● **Material provided**:
►
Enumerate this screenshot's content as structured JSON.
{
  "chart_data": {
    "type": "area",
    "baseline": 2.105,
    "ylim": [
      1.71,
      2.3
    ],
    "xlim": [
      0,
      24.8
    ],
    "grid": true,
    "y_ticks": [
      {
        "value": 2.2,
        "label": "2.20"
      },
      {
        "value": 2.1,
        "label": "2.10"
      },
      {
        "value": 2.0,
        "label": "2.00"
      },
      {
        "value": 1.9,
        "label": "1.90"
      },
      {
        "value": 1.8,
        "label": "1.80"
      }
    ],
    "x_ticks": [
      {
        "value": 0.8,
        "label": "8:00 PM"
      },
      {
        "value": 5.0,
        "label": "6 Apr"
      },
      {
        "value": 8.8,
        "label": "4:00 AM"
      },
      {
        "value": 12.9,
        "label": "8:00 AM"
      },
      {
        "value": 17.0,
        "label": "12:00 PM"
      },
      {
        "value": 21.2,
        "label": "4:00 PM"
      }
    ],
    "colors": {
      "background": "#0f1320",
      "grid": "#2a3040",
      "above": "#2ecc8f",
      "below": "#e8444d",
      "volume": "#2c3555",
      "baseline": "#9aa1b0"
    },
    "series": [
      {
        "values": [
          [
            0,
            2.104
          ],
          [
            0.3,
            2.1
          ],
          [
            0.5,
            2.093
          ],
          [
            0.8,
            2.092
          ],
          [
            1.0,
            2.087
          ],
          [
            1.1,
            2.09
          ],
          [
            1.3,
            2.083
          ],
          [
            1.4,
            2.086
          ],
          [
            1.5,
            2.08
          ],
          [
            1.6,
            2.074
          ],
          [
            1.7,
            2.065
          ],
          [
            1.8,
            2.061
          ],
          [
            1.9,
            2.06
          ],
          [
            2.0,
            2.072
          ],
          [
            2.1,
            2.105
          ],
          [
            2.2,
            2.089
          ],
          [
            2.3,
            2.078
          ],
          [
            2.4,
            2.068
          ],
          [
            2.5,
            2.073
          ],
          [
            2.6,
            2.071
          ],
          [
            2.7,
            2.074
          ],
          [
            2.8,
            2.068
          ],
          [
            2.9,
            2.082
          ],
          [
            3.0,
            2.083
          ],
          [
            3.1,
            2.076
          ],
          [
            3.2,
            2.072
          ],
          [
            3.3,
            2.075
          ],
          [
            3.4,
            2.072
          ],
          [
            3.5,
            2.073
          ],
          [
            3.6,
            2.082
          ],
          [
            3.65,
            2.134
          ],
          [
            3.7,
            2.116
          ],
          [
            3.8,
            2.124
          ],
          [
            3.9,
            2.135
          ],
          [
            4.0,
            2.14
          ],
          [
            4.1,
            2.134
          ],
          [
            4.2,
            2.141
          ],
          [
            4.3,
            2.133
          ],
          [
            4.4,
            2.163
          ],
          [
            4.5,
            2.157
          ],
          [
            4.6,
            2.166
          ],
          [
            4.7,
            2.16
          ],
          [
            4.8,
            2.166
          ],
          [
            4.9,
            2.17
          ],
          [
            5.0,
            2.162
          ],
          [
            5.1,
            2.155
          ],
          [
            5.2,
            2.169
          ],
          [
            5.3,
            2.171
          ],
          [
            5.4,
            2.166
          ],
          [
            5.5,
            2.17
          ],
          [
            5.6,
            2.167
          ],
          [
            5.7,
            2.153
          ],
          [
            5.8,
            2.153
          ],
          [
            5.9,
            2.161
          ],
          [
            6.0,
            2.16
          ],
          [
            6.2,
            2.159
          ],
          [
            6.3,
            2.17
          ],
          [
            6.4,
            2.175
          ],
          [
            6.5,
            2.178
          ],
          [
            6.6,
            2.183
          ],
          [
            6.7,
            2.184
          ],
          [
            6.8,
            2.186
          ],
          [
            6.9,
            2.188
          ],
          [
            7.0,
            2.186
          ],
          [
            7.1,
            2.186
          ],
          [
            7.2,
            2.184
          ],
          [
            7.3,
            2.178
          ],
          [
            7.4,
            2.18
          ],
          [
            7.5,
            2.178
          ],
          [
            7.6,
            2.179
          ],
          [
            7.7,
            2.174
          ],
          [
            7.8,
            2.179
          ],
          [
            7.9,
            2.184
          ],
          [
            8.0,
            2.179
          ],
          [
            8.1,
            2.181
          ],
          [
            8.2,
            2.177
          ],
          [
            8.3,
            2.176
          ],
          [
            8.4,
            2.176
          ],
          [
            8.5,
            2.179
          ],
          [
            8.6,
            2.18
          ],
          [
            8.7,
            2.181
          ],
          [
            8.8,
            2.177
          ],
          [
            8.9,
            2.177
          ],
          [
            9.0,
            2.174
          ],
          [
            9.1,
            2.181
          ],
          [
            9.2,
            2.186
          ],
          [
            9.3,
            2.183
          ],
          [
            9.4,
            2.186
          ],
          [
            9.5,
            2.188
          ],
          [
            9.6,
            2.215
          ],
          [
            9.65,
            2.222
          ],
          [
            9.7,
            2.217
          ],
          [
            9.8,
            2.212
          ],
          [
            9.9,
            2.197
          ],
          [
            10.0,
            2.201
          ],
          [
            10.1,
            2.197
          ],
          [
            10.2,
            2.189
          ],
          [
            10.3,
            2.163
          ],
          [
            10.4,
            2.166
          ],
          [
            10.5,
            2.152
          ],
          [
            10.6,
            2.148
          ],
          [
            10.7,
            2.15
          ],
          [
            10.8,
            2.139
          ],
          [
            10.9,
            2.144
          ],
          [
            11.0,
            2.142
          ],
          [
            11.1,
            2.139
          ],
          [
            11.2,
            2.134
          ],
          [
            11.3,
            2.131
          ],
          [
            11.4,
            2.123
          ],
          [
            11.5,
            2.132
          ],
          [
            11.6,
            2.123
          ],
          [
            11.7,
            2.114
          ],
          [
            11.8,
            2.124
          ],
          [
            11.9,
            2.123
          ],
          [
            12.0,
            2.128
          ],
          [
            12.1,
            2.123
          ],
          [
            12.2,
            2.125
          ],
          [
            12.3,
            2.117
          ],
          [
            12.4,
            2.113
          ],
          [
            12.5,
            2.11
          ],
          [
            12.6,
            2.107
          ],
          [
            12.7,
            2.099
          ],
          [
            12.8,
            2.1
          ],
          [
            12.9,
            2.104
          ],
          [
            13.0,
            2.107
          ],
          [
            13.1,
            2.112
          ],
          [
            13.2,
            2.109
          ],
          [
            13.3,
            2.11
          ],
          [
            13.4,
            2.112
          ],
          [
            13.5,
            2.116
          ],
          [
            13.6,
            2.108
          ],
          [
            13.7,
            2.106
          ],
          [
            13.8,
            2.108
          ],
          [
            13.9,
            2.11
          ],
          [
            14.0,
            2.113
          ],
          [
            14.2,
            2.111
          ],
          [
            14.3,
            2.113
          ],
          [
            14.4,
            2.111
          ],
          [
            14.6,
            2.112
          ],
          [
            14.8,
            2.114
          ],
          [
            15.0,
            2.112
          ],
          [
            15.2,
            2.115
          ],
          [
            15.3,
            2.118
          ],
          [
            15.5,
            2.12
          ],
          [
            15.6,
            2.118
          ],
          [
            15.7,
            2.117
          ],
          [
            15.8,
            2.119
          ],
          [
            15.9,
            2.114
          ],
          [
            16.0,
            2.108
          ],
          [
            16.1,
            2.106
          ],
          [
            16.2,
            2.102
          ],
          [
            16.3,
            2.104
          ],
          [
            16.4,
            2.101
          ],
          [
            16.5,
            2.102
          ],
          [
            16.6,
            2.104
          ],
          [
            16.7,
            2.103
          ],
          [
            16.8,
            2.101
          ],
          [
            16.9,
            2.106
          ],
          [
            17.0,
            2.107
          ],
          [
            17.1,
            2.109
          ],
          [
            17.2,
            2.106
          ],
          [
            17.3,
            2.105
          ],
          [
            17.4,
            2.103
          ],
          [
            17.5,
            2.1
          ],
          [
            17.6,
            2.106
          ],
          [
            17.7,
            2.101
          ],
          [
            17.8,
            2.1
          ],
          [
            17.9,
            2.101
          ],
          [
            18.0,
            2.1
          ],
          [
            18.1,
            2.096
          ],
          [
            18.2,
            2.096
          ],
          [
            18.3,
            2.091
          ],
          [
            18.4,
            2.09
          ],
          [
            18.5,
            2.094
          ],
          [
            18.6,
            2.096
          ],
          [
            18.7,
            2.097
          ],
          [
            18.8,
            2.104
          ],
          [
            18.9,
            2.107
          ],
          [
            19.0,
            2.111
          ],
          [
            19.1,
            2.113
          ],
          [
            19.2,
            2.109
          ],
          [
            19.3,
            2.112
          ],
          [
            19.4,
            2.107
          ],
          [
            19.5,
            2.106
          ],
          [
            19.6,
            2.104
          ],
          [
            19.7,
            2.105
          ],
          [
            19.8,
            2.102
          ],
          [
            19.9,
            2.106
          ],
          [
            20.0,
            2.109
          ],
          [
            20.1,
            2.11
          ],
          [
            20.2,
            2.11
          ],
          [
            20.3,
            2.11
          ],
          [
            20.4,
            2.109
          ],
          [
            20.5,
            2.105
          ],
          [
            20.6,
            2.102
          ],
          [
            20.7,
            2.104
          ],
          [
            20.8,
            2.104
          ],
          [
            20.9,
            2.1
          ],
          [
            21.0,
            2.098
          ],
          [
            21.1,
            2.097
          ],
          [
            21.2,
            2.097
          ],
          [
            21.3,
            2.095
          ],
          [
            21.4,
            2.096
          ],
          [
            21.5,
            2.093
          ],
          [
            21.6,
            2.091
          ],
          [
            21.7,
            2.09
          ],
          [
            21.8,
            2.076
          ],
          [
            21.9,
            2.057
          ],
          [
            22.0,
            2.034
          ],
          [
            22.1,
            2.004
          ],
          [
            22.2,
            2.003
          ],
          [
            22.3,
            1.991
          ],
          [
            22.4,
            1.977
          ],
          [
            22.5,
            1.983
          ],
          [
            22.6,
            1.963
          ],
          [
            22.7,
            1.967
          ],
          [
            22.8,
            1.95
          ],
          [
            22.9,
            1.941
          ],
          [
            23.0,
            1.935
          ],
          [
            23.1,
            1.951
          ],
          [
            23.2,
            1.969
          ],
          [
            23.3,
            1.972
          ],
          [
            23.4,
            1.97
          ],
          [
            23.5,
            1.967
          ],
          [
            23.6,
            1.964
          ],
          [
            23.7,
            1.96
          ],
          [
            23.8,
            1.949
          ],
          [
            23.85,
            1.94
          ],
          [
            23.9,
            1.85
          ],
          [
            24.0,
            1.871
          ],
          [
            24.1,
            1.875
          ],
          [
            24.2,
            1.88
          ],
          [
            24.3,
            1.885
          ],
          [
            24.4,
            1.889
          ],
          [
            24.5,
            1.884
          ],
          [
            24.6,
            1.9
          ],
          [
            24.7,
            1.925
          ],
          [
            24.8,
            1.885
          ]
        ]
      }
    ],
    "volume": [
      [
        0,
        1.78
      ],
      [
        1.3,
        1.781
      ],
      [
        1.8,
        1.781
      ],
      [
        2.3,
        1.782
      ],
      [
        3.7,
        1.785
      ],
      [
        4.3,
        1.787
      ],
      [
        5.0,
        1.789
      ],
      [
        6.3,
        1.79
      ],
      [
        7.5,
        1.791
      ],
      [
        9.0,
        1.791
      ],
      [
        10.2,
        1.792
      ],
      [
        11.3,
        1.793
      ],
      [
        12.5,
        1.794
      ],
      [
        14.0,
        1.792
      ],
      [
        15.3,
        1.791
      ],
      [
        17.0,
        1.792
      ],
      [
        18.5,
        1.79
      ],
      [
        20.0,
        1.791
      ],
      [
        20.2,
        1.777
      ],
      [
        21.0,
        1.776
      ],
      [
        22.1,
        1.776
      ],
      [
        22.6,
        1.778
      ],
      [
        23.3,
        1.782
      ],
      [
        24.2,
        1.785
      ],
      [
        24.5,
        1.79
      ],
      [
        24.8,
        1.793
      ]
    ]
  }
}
◄
● **The problem**: Report only the count of lines that include the string "label".

● **Answer to the problem**: 11